** Start of Extracted entries **

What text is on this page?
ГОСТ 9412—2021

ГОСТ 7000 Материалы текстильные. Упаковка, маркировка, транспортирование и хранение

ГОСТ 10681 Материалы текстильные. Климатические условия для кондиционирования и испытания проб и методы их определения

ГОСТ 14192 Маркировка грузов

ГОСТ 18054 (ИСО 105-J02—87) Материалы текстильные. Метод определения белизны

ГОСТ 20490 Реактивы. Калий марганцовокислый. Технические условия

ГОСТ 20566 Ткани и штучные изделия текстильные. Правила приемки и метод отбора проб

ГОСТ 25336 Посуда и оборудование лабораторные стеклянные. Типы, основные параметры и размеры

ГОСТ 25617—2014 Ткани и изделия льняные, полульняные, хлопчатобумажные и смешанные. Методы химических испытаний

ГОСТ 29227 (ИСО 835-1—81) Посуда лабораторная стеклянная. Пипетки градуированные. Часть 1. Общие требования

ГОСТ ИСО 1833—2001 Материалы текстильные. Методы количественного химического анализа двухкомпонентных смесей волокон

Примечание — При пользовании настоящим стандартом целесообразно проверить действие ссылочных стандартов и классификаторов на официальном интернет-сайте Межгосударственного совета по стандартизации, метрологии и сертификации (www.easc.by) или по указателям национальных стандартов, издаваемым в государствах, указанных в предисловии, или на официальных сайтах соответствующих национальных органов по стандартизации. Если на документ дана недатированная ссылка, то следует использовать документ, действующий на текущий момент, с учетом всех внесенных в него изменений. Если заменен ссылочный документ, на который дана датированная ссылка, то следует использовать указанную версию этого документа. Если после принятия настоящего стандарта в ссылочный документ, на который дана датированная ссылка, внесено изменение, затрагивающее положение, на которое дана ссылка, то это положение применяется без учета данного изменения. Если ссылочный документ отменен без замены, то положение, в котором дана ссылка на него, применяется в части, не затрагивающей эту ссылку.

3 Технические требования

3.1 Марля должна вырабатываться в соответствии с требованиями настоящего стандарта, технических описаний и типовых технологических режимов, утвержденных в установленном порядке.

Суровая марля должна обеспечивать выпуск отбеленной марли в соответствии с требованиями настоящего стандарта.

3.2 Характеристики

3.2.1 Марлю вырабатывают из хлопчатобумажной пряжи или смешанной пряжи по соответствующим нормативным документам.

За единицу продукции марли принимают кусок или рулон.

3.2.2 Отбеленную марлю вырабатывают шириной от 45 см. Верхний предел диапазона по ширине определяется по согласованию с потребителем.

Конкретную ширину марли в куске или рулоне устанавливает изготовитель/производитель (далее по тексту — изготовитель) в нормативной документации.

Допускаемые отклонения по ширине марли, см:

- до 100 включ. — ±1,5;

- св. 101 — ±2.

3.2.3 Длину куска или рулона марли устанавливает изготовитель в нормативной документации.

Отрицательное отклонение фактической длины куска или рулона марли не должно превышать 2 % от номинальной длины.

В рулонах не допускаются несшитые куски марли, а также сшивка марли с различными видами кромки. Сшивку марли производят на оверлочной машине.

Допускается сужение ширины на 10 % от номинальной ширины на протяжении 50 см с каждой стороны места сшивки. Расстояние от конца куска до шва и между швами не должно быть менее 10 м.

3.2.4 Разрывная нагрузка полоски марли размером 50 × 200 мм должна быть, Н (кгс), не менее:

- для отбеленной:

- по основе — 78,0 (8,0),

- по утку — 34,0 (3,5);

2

** End of Extracted entries **

### What to produce
Return every line of the material exactly.

### Output of the exercise
What text is on this page?
ГОСТ 9412—2021

ГОСТ 7000 Материалы текстильные. Упаковка, маркировка, транспортирование и хранение

ГОСТ 10681 Материалы текстильные. Климатические условия для кондиционирования и испытания проб и методы их определения

ГОСТ 14192 Маркировка грузов

ГОСТ 18054 (ИСО 105-J02—87) Материалы текстильные. Метод определения белизны

ГОСТ 20490 Реактивы. Калий марганцовокислый. Технические условия

ГОСТ 20566 Ткани и штучные изделия текстильные. Правила приемки и метод отбора проб

ГОСТ 25336 Посуда и оборудование лабораторные стеклянные. Типы, основные параметры и размеры

ГОСТ 25617—2014 Ткани и изделия льняные, полульняные, хлопчатобумажные и смешанные. Методы химических испытаний

ГОСТ 29227 (ИСО 835-1—81) Посуда лабораторная стеклянная. Пипетки градуированные. Часть 1. Общие требования

ГОСТ ИСО 1833—2001 Материалы текстильные. Методы количественного химического анализа двухкомпонентных смесей волокон

Примечание — При пользовании настоящим стандартом целесообразно проверить действие ссылочных стандартов и классификаторов на официальном интернет-сайте Межгосударственного совета по стандартизации, метрологии и сертификации (www.easc.by) или по указателям национальных стандартов, издаваемым в государствах, указанных в предисловии, или на официальных сайтах соответствующих национальных органов по стандартизации. Если на документ дана недатированная ссылка, то следует использовать документ, действующий на текущий момент, с учетом всех внесенных в него изменений. Если заменен ссылочный документ, на который дана датированная ссылка, то следует использовать указанную версию этого документа. Если после принятия настоящего стандарта в ссылочный документ, на который дана датированная ссылка, внесено изменение, затрагивающее положение, на которое дана ссылка, то это положение применяется без учета данного изменения. Если ссылочный документ отменен без замены, то положение, в котором дана ссылка на него, применяется в части, не затрагивающей эту ссылку.

3 Технические требования

3.1 Марля должна вырабатываться в соответствии с требованиями настоящего стандарта, технических описаний и типовых технологических режимов, утвержденных в установленном порядке.

Суровая марля должна обеспечивать выпуск отбеленной марли в соответствии с требованиями настоящего стандарта.

3.2 Характеристики

3.2.1 Марлю вырабатывают из хлопчатобумажной пряжи или смешанной пряжи по соответствующим нормативным документам.

За единицу продукции марли принимают кусок или рулон.

3.2.2 Отбеленную марлю вырабатывают шириной от 45 см. Верхний предел диапазона по ширине определяется по согласованию с потребителем.

Конкретную ширину марли в куске или рулоне устанавливает изготовитель/производитель (далее по тексту — изготовитель) в нормативной документации.

Допускаемые отклонения по ширине марли, см:

- до 100 включ. — ±1,5;

- св. 101 — ±2.

3.2.3 Длину куска или рулона марли устанавливает изготовитель в нормативной документации.

Отрицательное отклонение фактической длины куска или рулона марли не должно превышать 2 % от номинальной длины.

В рулонах не допускаются несшитые куски марли, а также сшивка марли с различными видами кромки. Сшивку марли производят на оверлочной машине.

Допускается сужение ширины на 10 % от номинальной ширины на протяжении 50 см с каждой стороны места сшивки. Расстояние от конца куска до шва и между швами не должно быть менее 10 м.

3.2.4 Разрывная нагрузка полоски марли размером 50 × 200 мм должна быть, Н (кгс), не менее:

- для отбеленной:

- по основе — 78,0 (8,0),

- по утку — 34,0 (3,5);

2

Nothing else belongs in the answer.